# Data provided start

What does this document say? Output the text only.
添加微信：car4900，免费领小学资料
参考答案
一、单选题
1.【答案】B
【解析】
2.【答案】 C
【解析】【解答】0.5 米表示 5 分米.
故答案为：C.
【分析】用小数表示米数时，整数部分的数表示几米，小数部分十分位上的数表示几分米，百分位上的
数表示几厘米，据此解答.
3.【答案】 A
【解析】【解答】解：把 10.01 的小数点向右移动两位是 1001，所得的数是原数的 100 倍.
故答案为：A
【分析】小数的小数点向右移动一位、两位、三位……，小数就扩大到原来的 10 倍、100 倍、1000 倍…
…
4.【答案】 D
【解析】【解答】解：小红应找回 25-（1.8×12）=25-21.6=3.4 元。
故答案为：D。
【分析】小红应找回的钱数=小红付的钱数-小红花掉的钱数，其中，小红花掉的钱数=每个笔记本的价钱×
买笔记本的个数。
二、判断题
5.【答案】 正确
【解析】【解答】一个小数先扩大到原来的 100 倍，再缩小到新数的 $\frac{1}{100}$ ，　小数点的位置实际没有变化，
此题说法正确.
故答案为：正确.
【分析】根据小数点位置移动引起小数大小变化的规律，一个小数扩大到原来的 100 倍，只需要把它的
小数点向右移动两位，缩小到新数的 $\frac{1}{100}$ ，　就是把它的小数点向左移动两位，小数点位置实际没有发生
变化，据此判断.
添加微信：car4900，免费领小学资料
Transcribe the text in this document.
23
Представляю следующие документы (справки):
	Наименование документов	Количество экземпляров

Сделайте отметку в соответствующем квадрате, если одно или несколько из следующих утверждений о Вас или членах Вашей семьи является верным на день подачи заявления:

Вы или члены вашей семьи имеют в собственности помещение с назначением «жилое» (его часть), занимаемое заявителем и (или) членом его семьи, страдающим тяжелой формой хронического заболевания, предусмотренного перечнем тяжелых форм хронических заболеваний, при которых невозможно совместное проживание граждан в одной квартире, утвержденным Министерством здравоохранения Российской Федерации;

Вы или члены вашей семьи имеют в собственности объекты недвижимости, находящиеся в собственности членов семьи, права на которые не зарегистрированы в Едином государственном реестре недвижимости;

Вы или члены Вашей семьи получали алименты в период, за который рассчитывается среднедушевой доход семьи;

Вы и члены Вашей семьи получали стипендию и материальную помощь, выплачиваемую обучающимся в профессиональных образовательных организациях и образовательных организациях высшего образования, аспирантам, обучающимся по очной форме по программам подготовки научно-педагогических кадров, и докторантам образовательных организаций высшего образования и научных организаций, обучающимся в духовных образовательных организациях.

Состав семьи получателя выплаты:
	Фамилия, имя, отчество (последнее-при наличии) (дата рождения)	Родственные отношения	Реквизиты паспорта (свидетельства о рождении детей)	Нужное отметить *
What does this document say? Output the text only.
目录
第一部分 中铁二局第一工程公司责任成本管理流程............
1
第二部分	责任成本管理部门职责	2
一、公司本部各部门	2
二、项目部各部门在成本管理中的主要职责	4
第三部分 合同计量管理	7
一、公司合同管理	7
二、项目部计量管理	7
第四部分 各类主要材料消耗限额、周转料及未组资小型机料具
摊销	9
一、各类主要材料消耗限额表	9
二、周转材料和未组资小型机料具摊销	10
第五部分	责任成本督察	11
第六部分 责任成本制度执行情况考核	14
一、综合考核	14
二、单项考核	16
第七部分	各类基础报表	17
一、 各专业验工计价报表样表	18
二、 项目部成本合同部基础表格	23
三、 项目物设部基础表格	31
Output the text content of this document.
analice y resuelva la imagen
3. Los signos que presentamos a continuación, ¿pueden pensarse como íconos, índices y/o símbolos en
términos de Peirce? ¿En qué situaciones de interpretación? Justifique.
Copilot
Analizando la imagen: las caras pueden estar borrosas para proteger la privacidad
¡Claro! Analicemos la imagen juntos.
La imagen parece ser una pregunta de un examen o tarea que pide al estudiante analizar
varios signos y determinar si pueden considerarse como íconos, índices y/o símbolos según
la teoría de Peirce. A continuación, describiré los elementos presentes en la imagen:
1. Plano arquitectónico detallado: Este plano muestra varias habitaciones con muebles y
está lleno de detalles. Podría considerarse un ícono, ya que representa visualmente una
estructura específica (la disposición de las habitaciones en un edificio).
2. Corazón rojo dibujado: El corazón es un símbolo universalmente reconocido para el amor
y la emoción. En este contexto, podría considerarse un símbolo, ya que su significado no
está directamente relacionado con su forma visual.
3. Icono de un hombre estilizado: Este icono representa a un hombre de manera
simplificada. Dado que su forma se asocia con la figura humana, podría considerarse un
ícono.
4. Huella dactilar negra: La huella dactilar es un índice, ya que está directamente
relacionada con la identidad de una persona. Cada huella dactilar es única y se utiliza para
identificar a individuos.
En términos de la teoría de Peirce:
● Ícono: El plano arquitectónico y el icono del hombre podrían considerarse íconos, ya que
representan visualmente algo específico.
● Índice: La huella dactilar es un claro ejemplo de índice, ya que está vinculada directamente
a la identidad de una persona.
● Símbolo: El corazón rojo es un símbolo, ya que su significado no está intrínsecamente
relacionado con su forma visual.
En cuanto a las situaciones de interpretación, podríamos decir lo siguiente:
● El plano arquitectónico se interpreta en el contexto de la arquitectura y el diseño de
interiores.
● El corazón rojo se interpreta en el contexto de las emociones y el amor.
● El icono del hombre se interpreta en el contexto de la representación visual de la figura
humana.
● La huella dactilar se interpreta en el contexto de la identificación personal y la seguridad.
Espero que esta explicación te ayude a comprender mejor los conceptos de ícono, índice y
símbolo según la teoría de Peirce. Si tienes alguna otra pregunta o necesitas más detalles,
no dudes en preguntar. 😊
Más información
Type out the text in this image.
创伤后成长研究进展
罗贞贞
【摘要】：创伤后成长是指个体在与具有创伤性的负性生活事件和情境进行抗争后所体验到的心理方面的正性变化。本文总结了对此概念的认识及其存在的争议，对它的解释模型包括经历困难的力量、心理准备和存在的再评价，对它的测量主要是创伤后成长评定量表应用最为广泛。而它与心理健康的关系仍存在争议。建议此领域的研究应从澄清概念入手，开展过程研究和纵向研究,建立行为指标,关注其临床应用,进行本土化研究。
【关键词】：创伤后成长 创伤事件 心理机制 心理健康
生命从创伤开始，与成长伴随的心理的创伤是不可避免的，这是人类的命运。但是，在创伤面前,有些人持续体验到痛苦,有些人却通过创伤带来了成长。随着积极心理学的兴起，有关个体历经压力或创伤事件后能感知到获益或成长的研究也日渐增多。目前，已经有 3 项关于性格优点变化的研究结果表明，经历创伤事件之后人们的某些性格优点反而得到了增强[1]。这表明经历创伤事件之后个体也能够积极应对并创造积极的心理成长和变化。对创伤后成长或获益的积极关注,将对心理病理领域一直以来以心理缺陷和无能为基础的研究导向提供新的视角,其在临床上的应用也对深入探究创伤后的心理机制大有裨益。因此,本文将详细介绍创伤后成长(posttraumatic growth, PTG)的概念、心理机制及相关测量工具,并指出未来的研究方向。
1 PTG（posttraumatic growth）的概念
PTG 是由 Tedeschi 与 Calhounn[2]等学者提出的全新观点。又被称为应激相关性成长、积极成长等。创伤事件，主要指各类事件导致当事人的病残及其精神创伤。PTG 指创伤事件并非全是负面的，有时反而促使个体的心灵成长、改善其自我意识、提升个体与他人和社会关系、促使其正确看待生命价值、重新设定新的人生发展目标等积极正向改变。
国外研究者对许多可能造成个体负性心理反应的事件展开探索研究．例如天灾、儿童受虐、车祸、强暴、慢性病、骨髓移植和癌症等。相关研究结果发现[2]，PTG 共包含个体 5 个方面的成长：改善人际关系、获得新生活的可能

# Data provided end

▶ **Exercise aim**:
Select all lines in the listing that include the word "plano".

▶ **Response to this exercise**:
1. Plano arquitectónico detallado: Este plano muestra varias habitaciones con muebles y
● Ícono: El plano arquitectónico y el icono del hombre podrían considerarse íconos, ya que
● El plano arquitectónico se interpreta en el contexto de la arquitectura y el diseño de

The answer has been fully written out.